Reproduce every record below exactly as it appears.

**Dataset records**:
# # #
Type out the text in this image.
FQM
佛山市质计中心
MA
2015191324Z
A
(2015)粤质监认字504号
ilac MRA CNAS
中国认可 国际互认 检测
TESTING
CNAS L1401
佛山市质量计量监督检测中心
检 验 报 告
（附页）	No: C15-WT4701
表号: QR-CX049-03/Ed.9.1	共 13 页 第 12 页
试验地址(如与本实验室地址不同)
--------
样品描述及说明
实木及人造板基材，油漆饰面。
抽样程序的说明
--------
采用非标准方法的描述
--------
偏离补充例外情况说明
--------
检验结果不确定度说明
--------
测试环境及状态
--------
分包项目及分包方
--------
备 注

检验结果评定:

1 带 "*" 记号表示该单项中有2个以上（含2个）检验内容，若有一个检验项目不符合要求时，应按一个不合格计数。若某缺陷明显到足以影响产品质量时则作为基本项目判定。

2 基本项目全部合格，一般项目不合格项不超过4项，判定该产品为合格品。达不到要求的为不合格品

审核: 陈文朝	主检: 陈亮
# # #
**Output below**:
Type out the text in this image.
FQM
佛山市质计中心
MA
2015191324Z
A
(2015)粤质监认字504号
ilac MRA CNAS
中国认可 国际互认 检测
TESTING
CNAS L1401
佛山市质量计量监督检测中心
检 验 报 告
（附页）	No: C15-WT4701
表号: QR-CX049-03/Ed.9.1	共 13 页 第 12 页
试验地址(如与本实验室地址不同)
--------
样品描述及说明
实木及人造板基材，油漆饰面。
抽样程序的说明
--------
采用非标准方法的描述
--------
偏离补充例外情况说明
--------
检验结果不确定度说明
--------
测试环境及状态
--------
分包项目及分包方
--------
备 注

检验结果评定:

1 带 "*" 记号表示该单项中有2个以上（含2个）检验内容，若有一个检验项目不符合要求时，应按一个不合格计数。若某缺陷明显到足以影响产品质量时则作为基本项目判定。

2 基本项目全部合格，一般项目不合格项不超过4项，判定该产品为合格品。达不到要求的为不合格品

审核: 陈文朝	主检: 陈亮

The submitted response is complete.